-- JOB --
Omit every picture, then give all the entries again exactly.

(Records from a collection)
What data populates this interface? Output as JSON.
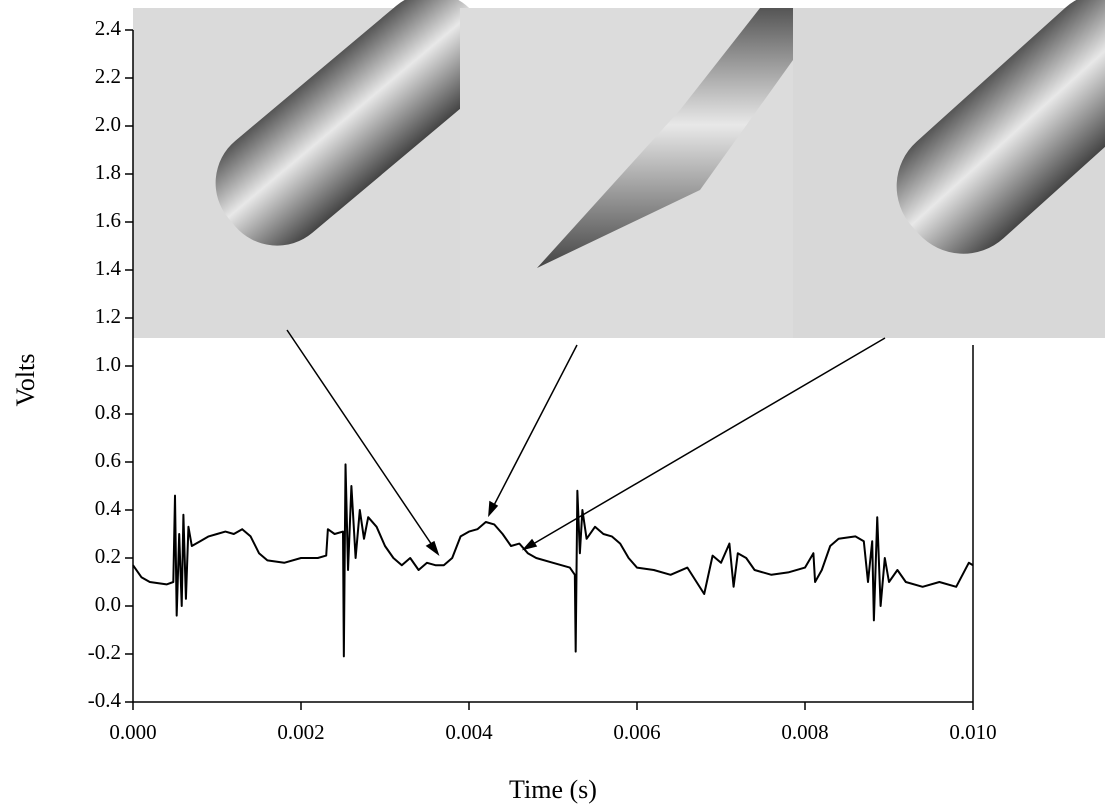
{
  "chart_data": {
    "type": "line",
    "x_label": "Time (s)",
    "y_label": "Volts",
    "xlim": [
      0,
      0.01
    ],
    "xticks": [
      {
        "value": 0,
        "label": "0.000"
      },
      0.002,
      0.004,
      0.006,
      0.008,
      {
        "value": 0.01,
        "label": "0.010"
      }
    ],
    "ylim": [
      -0.4,
      2.4
    ],
    "yticks": [
      -0.4,
      -0.2,
      {
        "value": 0,
        "label": "0.0"
      },
      0.2,
      0.4,
      0.6,
      0.8,
      {
        "value": 1,
        "label": "1.0"
      },
      1.2,
      1.4,
      1.6,
      1.8,
      {
        "value": 2,
        "label": "2.0"
      },
      2.2,
      2.4
    ],
    "grid": false,
    "series": [
      {
        "color": "#000000",
        "x": [
          0,
          0.0001,
          0.0002,
          0.0004,
          0.00048,
          0.0005,
          0.00052,
          0.00055,
          0.00058,
          0.0006,
          0.00063,
          0.00066,
          0.0007,
          0.0008,
          0.0009,
          0.001,
          0.0011,
          0.0012,
          0.0013,
          0.0014,
          0.0015,
          0.0016,
          0.0018,
          0.002,
          0.0022,
          0.0023,
          0.00232,
          0.0024,
          0.0025,
          0.00251,
          0.00253,
          0.00256,
          0.0026,
          0.00265,
          0.0027,
          0.00275,
          0.0028,
          0.0029,
          0.003,
          0.0031,
          0.0032,
          0.0033,
          0.0034,
          0.0035,
          0.0036,
          0.0037,
          0.0038,
          0.0039,
          0.004,
          0.0041,
          0.0042,
          0.0043,
          0.0044,
          0.0045,
          0.0046,
          0.0047,
          0.0048,
          0.005,
          0.0052,
          0.00526,
          0.00527,
          0.00529,
          0.00532,
          0.00535,
          0.0054,
          0.0055,
          0.0056,
          0.0057,
          0.0058,
          0.0059,
          0.006,
          0.0062,
          0.0064,
          0.0066,
          0.0068,
          0.0069,
          0.007,
          0.0071,
          0.00715,
          0.0072,
          0.0073,
          0.0074,
          0.0076,
          0.0078,
          0.008,
          0.0081,
          0.00812,
          0.0082,
          0.0083,
          0.0084,
          0.0086,
          0.0087,
          0.00875,
          0.0088,
          0.00882,
          0.00886,
          0.0089,
          0.00895,
          0.009,
          0.0091,
          0.0092,
          0.0094,
          0.0096,
          0.0098,
          0.00995,
          0.01
        ],
        "values": [
          0.17,
          0.12,
          0.1,
          0.09,
          0.1,
          0.46,
          -0.04,
          0.3,
          0,
          0.38,
          0.03,
          0.33,
          0.25,
          0.27,
          0.29,
          0.3,
          0.31,
          0.3,
          0.32,
          0.29,
          0.22,
          0.19,
          0.18,
          0.2,
          0.2,
          0.21,
          0.32,
          0.3,
          0.31,
          -0.21,
          0.59,
          0.15,
          0.5,
          0.2,
          0.4,
          0.28,
          0.37,
          0.33,
          0.25,
          0.2,
          0.17,
          0.2,
          0.15,
          0.18,
          0.17,
          0.17,
          0.2,
          0.29,
          0.31,
          0.32,
          0.35,
          0.34,
          0.3,
          0.25,
          0.26,
          0.22,
          0.2,
          0.18,
          0.16,
          0.13,
          -0.19,
          0.48,
          0.22,
          0.4,
          0.28,
          0.33,
          0.3,
          0.29,
          0.26,
          0.2,
          0.16,
          0.15,
          0.13,
          0.16,
          0.05,
          0.21,
          0.18,
          0.26,
          0.08,
          0.22,
          0.2,
          0.15,
          0.13,
          0.14,
          0.16,
          0.22,
          0.1,
          0.15,
          0.25,
          0.28,
          0.29,
          0.27,
          0.1,
          0.27,
          -0.06,
          0.37,
          0,
          0.2,
          0.1,
          0.15,
          0.1,
          0.08,
          0.1,
          0.08,
          0.18,
          0.17
        ]
      }
    ]
  }
}
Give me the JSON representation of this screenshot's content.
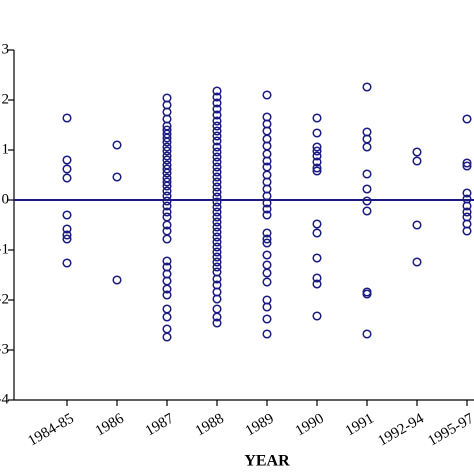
{
  "chart_data": {
    "type": "strip",
    "xlabel": "YEAR",
    "color": "#1a1a80",
    "categories": [
      "1984-85",
      "1986",
      "1987",
      "1988",
      "1989",
      "1990",
      "1991",
      "1992-94",
      "1995-97"
    ],
    "values": [
      [
        1.64,
        0.8,
        0.62,
        0.44,
        -0.3,
        -0.58,
        -0.7,
        -0.78,
        -1.26
      ],
      [
        1.1,
        0.46,
        -1.6
      ],
      [
        2.04,
        1.9,
        1.76,
        1.62,
        1.48,
        1.4,
        1.32,
        1.24,
        1.16,
        1.06,
        0.98,
        0.88,
        0.8,
        0.7,
        0.62,
        0.54,
        0.44,
        0.36,
        0.28,
        0.18,
        0.08,
        -0.02,
        -0.12,
        -0.24,
        -0.34,
        -0.5,
        -0.62,
        -0.78,
        -1.22,
        -1.34,
        -1.48,
        -1.62,
        -1.78,
        -1.9,
        -2.18,
        -2.34,
        -2.58,
        -2.74
      ],
      [
        2.18,
        2.06,
        1.94,
        1.82,
        1.7,
        1.58,
        1.48,
        1.38,
        1.28,
        1.18,
        1.06,
        0.96,
        0.86,
        0.76,
        0.66,
        0.56,
        0.46,
        0.36,
        0.26,
        0.16,
        0.06,
        -0.04,
        -0.14,
        -0.24,
        -0.34,
        -0.44,
        -0.54,
        -0.64,
        -0.74,
        -0.84,
        -0.94,
        -1.04,
        -1.14,
        -1.24,
        -1.34,
        -1.44,
        -1.58,
        -1.7,
        -1.84,
        -1.98,
        -2.18,
        -2.34,
        -2.46
      ],
      [
        2.1,
        1.66,
        1.52,
        1.38,
        1.22,
        1.08,
        0.92,
        0.78,
        0.66,
        0.5,
        0.36,
        0.22,
        0.08,
        -0.06,
        -0.18,
        -0.3,
        -0.66,
        -0.78,
        -0.86,
        -1.1,
        -1.3,
        -1.46,
        -1.64,
        -2,
        -2.14,
        -2.38,
        -2.68
      ],
      [
        1.64,
        1.34,
        1.06,
        0.98,
        0.88,
        0.76,
        0.64,
        0.58,
        -0.48,
        -0.66,
        -1.16,
        -1.56,
        -1.68,
        -2.32
      ],
      [
        2.26,
        1.36,
        1.22,
        1.06,
        0.52,
        0.22,
        -0.02,
        -0.22,
        -1.84,
        -1.88,
        -2.68
      ],
      [
        0.96,
        0.78,
        -0.5,
        -1.24
      ],
      [
        1.62,
        0.74,
        0.68,
        0.14,
        0.02,
        -0.12,
        -0.24,
        -0.34,
        -0.48,
        -0.62
      ]
    ],
    "reference_line": 0,
    "ylim": [
      -4,
      3
    ],
    "yticks": [
      3,
      2,
      1,
      0,
      -1,
      -2,
      -3,
      -4
    ]
  }
}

-- COMPLETE ANSWER --
What data populates this interface? Output as JSON.
{
  "chart_data": {
    "type": "line",
    "x_label": "Time (s)",
    "y_label": "Volts",
    "xlim": [
      0,
      0.01
    ],
    "xticks": [
      {
        "value": 0,
        "label": "0.000"
      },
      0.002,
      0.004,
      0.006,
      0.008,
      {
        "value": 0.01,
        "label": "0.010"
      }
    ],
    "ylim": [
      -0.4,
      2.4
    ],
    "yticks": [
      -0.4,
      -0.2,
      {
        "value": 0,
        "label": "0.0"
      },
      0.2,
      0.4,
      0.6,
      0.8,
      {
        "value": 1,
        "label": "1.0"
      },
      1.2,
      1.4,
      1.6,
      1.8,
      {
        "value": 2,
        "label": "2.0"
      },
      2.2,
      2.4
    ],
    "grid": false,
    "series": [
      {
        "color": "#000000",
        "x": [
          0,
          0.0001,
          0.0002,
          0.0004,
          0.00048,
          0.0005,
          0.00052,
          0.00055,
          0.00058,
          0.0006,
          0.00063,
          0.00066,
          0.0007,
          0.0008,
          0.0009,
          0.001,
          0.0011,
          0.0012,
          0.0013,
          0.0014,
          0.0015,
          0.0016,
          0.0018,
          0.002,
          0.0022,
          0.0023,
          0.00232,
          0.0024,
          0.0025,
          0.00251,
          0.00253,
          0.00256,
          0.0026,
          0.00265,
          0.0027,
          0.00275,
          0.0028,
          0.0029,
          0.003,
          0.0031,
          0.0032,
          0.0033,
          0.0034,
          0.0035,
          0.0036,
          0.0037,
          0.0038,
          0.0039,
          0.004,
          0.0041,
          0.0042,
          0.0043,
          0.0044,
          0.0045,
          0.0046,
          0.0047,
          0.0048,
          0.005,
          0.0052,
          0.00526,
          0.00527,
          0.00529,
          0.00532,
          0.00535,
          0.0054,
          0.0055,
          0.0056,
          0.0057,
          0.0058,
          0.0059,
          0.006,
          0.0062,
          0.0064,
          0.0066,
          0.0068,
          0.0069,
          0.007,
          0.0071,
          0.00715,
          0.0072,
          0.0073,
          0.0074,
          0.0076,
          0.0078,
          0.008,
          0.0081,
          0.00812,
          0.0082,
          0.0083,
          0.0084,
          0.0086,
          0.0087,
          0.00875,
          0.0088,
          0.00882,
          0.00886,
          0.0089,
          0.00895,
          0.009,
          0.0091,
          0.0092,
          0.0094,
          0.0096,
          0.0098,
          0.00995,
          0.01
        ],
        "values": [
          0.17,
          0.12,
          0.1,
          0.09,
          0.1,
          0.46,
          -0.04,
          0.3,
          0,
          0.38,
          0.03,
          0.33,
          0.25,
          0.27,
          0.29,
          0.3,
          0.31,
          0.3,
          0.32,
          0.29,
          0.22,
          0.19,
          0.18,
          0.2,
          0.2,
          0.21,
          0.32,
          0.3,
          0.31,
          -0.21,
          0.59,
          0.15,
          0.5,
          0.2,
          0.4,
          0.28,
          0.37,
          0.33,
          0.25,
          0.2,
          0.17,
          0.2,
          0.15,
          0.18,
          0.17,
          0.17,
          0.2,
          0.29,
          0.31,
          0.32,
          0.35,
          0.34,
          0.3,
          0.25,
          0.26,
          0.22,
          0.2,
          0.18,
          0.16,
          0.13,
          -0.19,
          0.48,
          0.22,
          0.4,
          0.28,
          0.33,
          0.3,
          0.29,
          0.26,
          0.2,
          0.16,
          0.15,
          0.13,
          0.16,
          0.05,
          0.21,
          0.18,
          0.26,
          0.08,
          0.22,
          0.2,
          0.15,
          0.13,
          0.14,
          0.16,
          0.22,
          0.1,
          0.15,
          0.25,
          0.28,
          0.29,
          0.27,
          0.1,
          0.27,
          -0.06,
          0.37,
          0,
          0.2,
          0.1,
          0.15,
          0.1,
          0.08,
          0.1,
          0.08,
          0.18,
          0.17
        ]
      }
    ]
  }
}
Give me the JSON representation of this screenshot's content.
{
  "chart_data": {
    "type": "strip",
    "xlabel": "YEAR",
    "color": "#1a1a80",
    "categories": [
      "1984-85",
      "1986",
      "1987",
      "1988",
      "1989",
      "1990",
      "1991",
      "1992-94",
      "1995-97"
    ],
    "values": [
      [
        1.64,
        0.8,
        0.62,
        0.44,
        -0.3,
        -0.58,
        -0.7,
        -0.78,
        -1.26
      ],
      [
        1.1,
        0.46,
        -1.6
      ],
      [
        2.04,
        1.9,
        1.76,
        1.62,
        1.48,
        1.4,
        1.32,
        1.24,
        1.16,
        1.06,
        0.98,
        0.88,
        0.8,
        0.7,
        0.62,
        0.54,
        0.44,
        0.36,
        0.28,
        0.18,
        0.08,
        -0.02,
        -0.12,
        -0.24,
        -0.34,
        -0.5,
        -0.62,
        -0.78,
        -1.22,
        -1.34,
        -1.48,
        -1.62,
        -1.78,
        -1.9,
        -2.18,
        -2.34,
        -2.58,
        -2.74
      ],
      [
        2.18,
        2.06,
        1.94,
        1.82,
        1.7,
        1.58,
        1.48,
        1.38,
        1.28,
        1.18,
        1.06,
        0.96,
        0.86,
        0.76,
        0.66,
        0.56,
        0.46,
        0.36,
        0.26,
        0.16,
        0.06,
        -0.04,
        -0.14,
        -0.24,
        -0.34,
        -0.44,
        -0.54,
        -0.64,
        -0.74,
        -0.84,
        -0.94,
        -1.04,
        -1.14,
        -1.24,
        -1.34,
        -1.44,
        -1.58,
        -1.7,
        -1.84,
        -1.98,
        -2.18,
        -2.34,
        -2.46
      ],
      [
        2.1,
        1.66,
        1.52,
        1.38,
        1.22,
        1.08,
        0.92,
        0.78,
        0.66,
        0.5,
        0.36,
        0.22,
        0.08,
        -0.06,
        -0.18,
        -0.3,
        -0.66,
        -0.78,
        -0.86,
        -1.1,
        -1.3,
        -1.46,
        -1.64,
        -2,
        -2.14,
        -2.38,
        -2.68
      ],
      [
        1.64,
        1.34,
        1.06,
        0.98,
        0.88,
        0.76,
        0.64,
        0.58,
        -0.48,
        -0.66,
        -1.16,
        -1.56,
        -1.68,
        -2.32
      ],
      [
        2.26,
        1.36,
        1.22,
        1.06,
        0.52,
        0.22,
        -0.02,
        -0.22,
        -1.84,
        -1.88,
        -2.68
      ],
      [
        0.96,
        0.78,
        -0.5,
        -1.24
      ],
      [
        1.62,
        0.74,
        0.68,
        0.14,
        0.02,
        -0.12,
        -0.24,
        -0.34,
        -0.48,
        -0.62
      ]
    ],
    "reference_line": 0,
    "ylim": [
      -4,
      3
    ],
    "yticks": [
      3,
      2,
      1,
      0,
      -1,
      -2,
      -3,
      -4
    ]
  }
}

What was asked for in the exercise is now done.